Material provided>

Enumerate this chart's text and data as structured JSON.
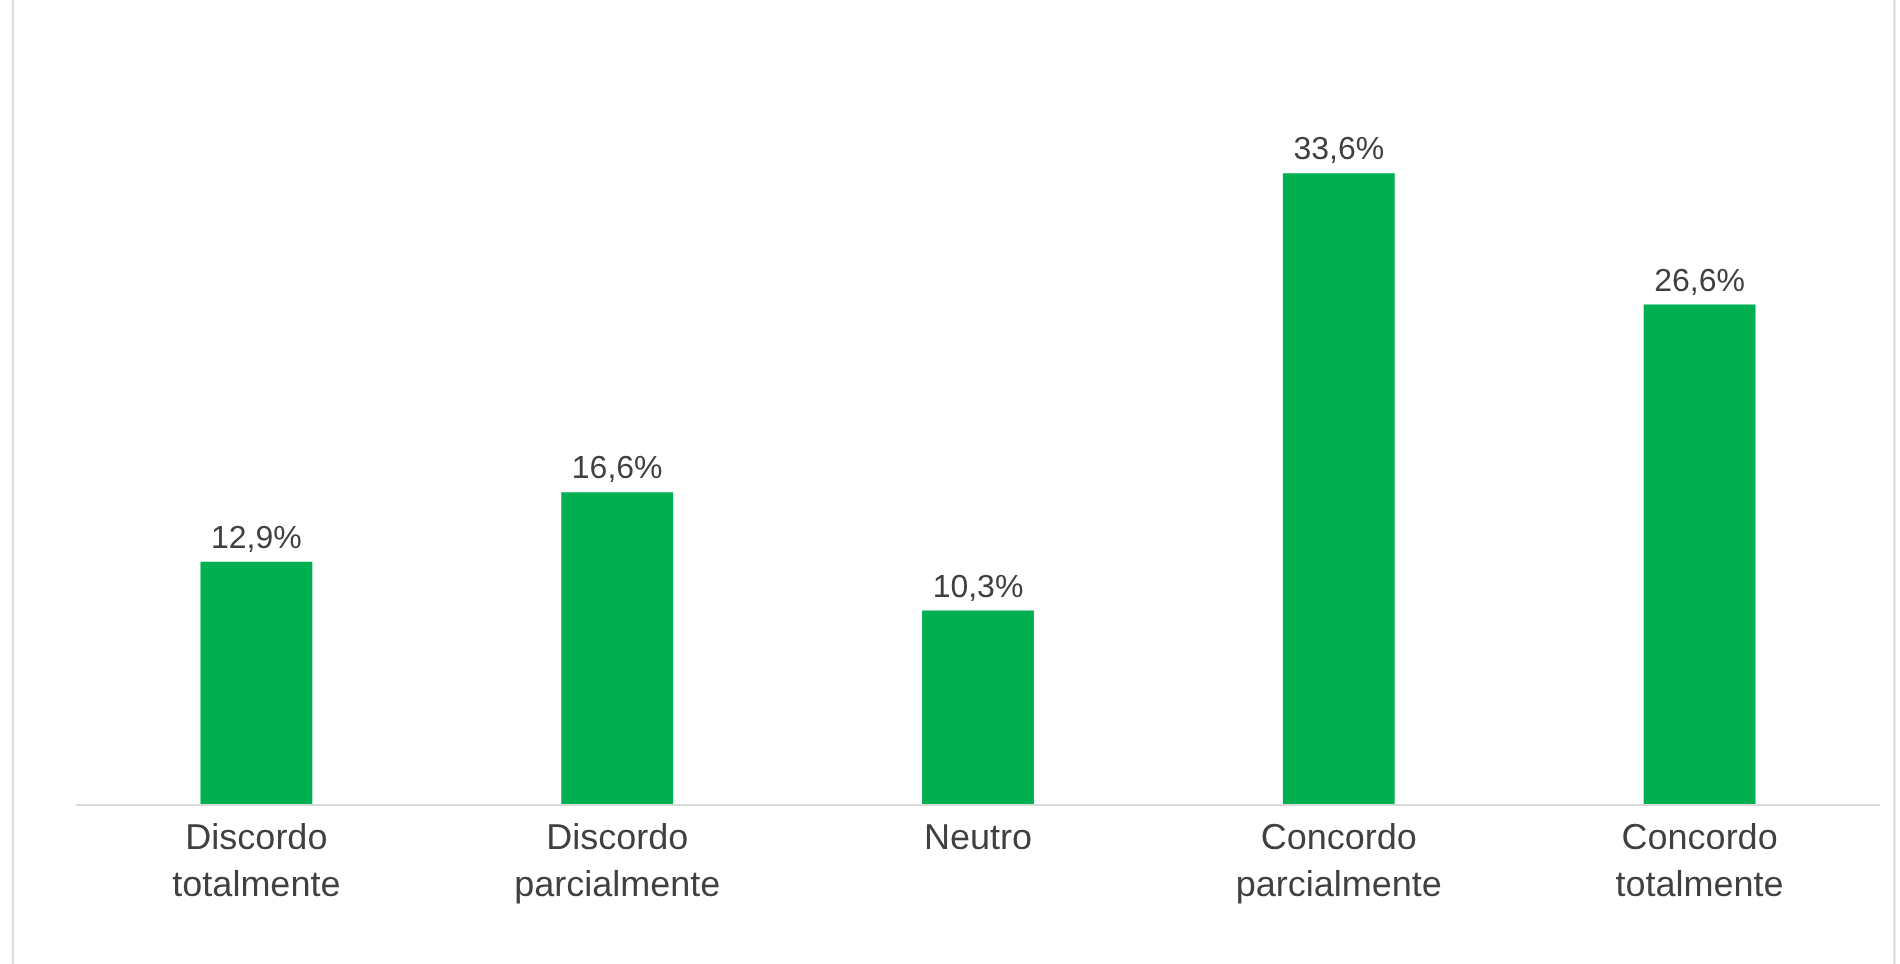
{
  "chart_data": {
    "type": "bar",
    "categories": [
      "Discordo totalmente",
      "Discordo parcialmente",
      "Neutro",
      "Concordo parcialmente",
      "Concordo totalmente"
    ],
    "values": [
      12.9,
      16.6,
      10.3,
      33.6,
      26.6
    ],
    "value_labels": [
      "12,9%",
      "16,6%",
      "10,3%",
      "33,6%",
      "26,6%"
    ],
    "color": "#00b050"
  }
}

What you have to do> The entries above should be reproduced exactly, without their pictures.

Solution>
Enumerate this chart's text and data as structured JSON.
{
  "chart_data": {
    "type": "bar",
    "categories": [
      "Discordo totalmente",
      "Discordo parcialmente",
      "Neutro",
      "Concordo parcialmente",
      "Concordo totalmente"
    ],
    "values": [
      12.9,
      16.6,
      10.3,
      33.6,
      26.6
    ],
    "value_labels": [
      "12,9%",
      "16,6%",
      "10,3%",
      "33,6%",
      "26,6%"
    ],
    "color": "#00b050"
  }
}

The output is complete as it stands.